# EXERCISE
Return every line below as is, leaving out the pictures.

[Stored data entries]

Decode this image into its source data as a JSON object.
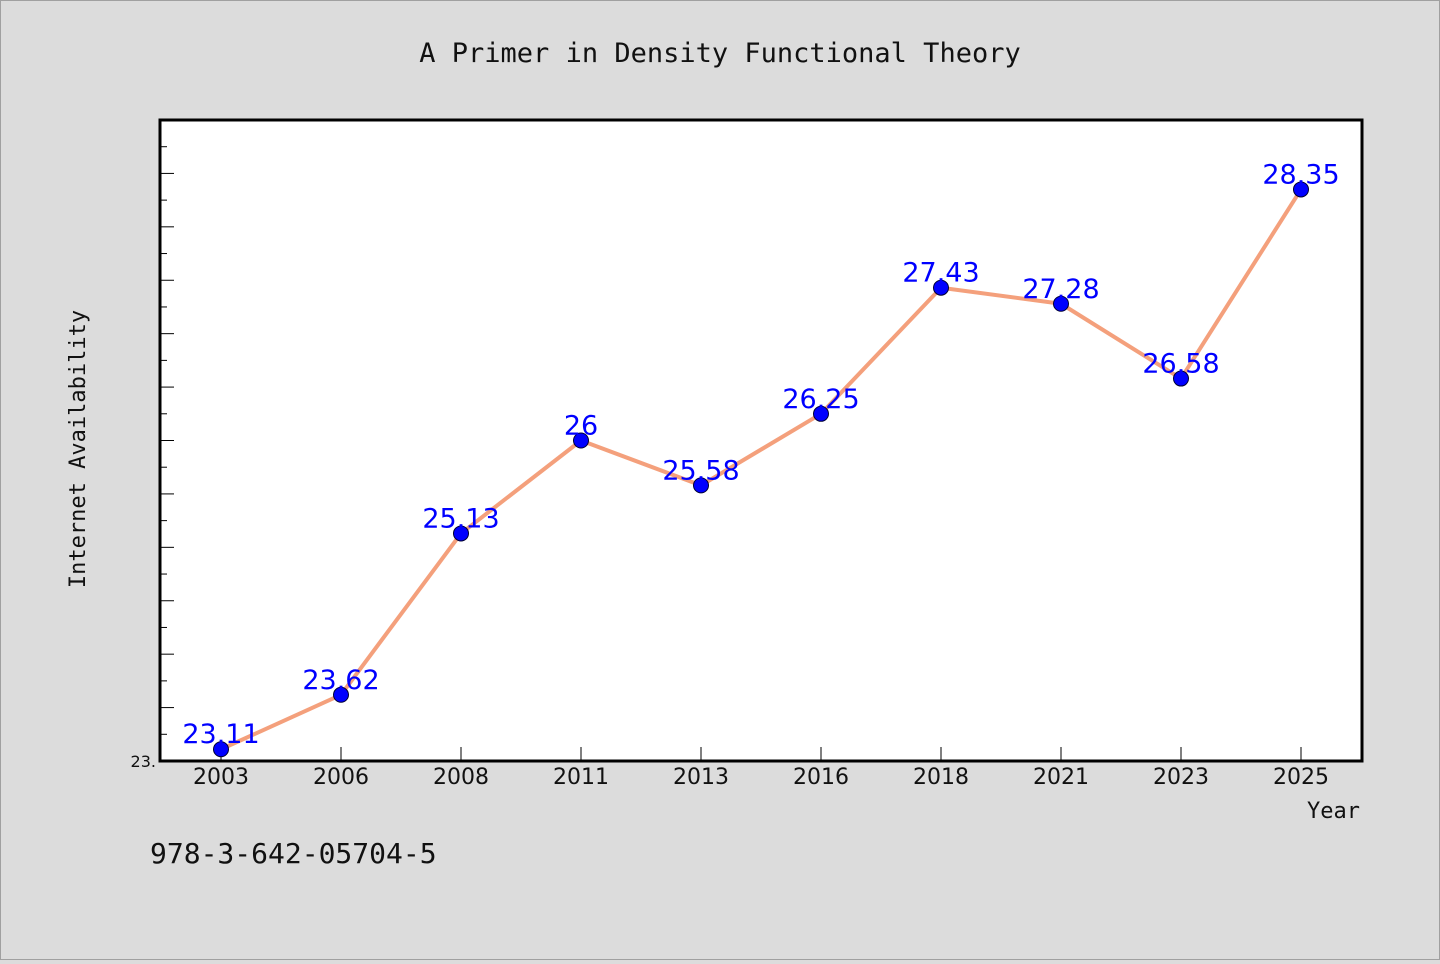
{
  "chart_data": {
    "type": "line",
    "title": "A Primer in Density Functional Theory",
    "xlabel": "Year",
    "ylabel": "Internet Availability",
    "categories": [
      "2003",
      "2006",
      "2008",
      "2011",
      "2013",
      "2016",
      "2018",
      "2021",
      "2023",
      "2025"
    ],
    "series": [
      {
        "values": [
          23.11,
          23.62,
          25.13,
          26,
          25.58,
          26.25,
          27.43,
          27.28,
          26.58,
          28.35
        ],
        "labels": [
          "23.11",
          "23.62",
          "25.13",
          "26",
          "25.58",
          "26.25",
          "27.43",
          "27.28",
          "26.58",
          "28.35"
        ]
      }
    ],
    "ylim": [
      23.0,
      29.0
    ],
    "ytick_labels": [
      "23."
    ],
    "grid": false,
    "colors": {
      "line": "#f4a07c",
      "marker": "#0000ff",
      "data_label": "#0000ff",
      "background": "#dcdcdc",
      "plot_background": "#ffffff"
    }
  },
  "footnote": "978-3-642-05704-5"
}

# FINISHED ANSWER
Decode this image into its source data as a JSON object.
{
  "chart_data": {
    "type": "line",
    "title": "A Primer in Density Functional Theory",
    "xlabel": "Year",
    "ylabel": "Internet Availability",
    "categories": [
      "2003",
      "2006",
      "2008",
      "2011",
      "2013",
      "2016",
      "2018",
      "2021",
      "2023",
      "2025"
    ],
    "series": [
      {
        "values": [
          23.11,
          23.62,
          25.13,
          26,
          25.58,
          26.25,
          27.43,
          27.28,
          26.58,
          28.35
        ],
        "labels": [
          "23.11",
          "23.62",
          "25.13",
          "26",
          "25.58",
          "26.25",
          "27.43",
          "27.28",
          "26.58",
          "28.35"
        ]
      }
    ],
    "ylim": [
      23.0,
      29.0
    ],
    "ytick_labels": [
      "23."
    ],
    "grid": false,
    "colors": {
      "line": "#f4a07c",
      "marker": "#0000ff",
      "data_label": "#0000ff",
      "background": "#dcdcdc",
      "plot_background": "#ffffff"
    }
  },
  "footnote": "978-3-642-05704-5"
}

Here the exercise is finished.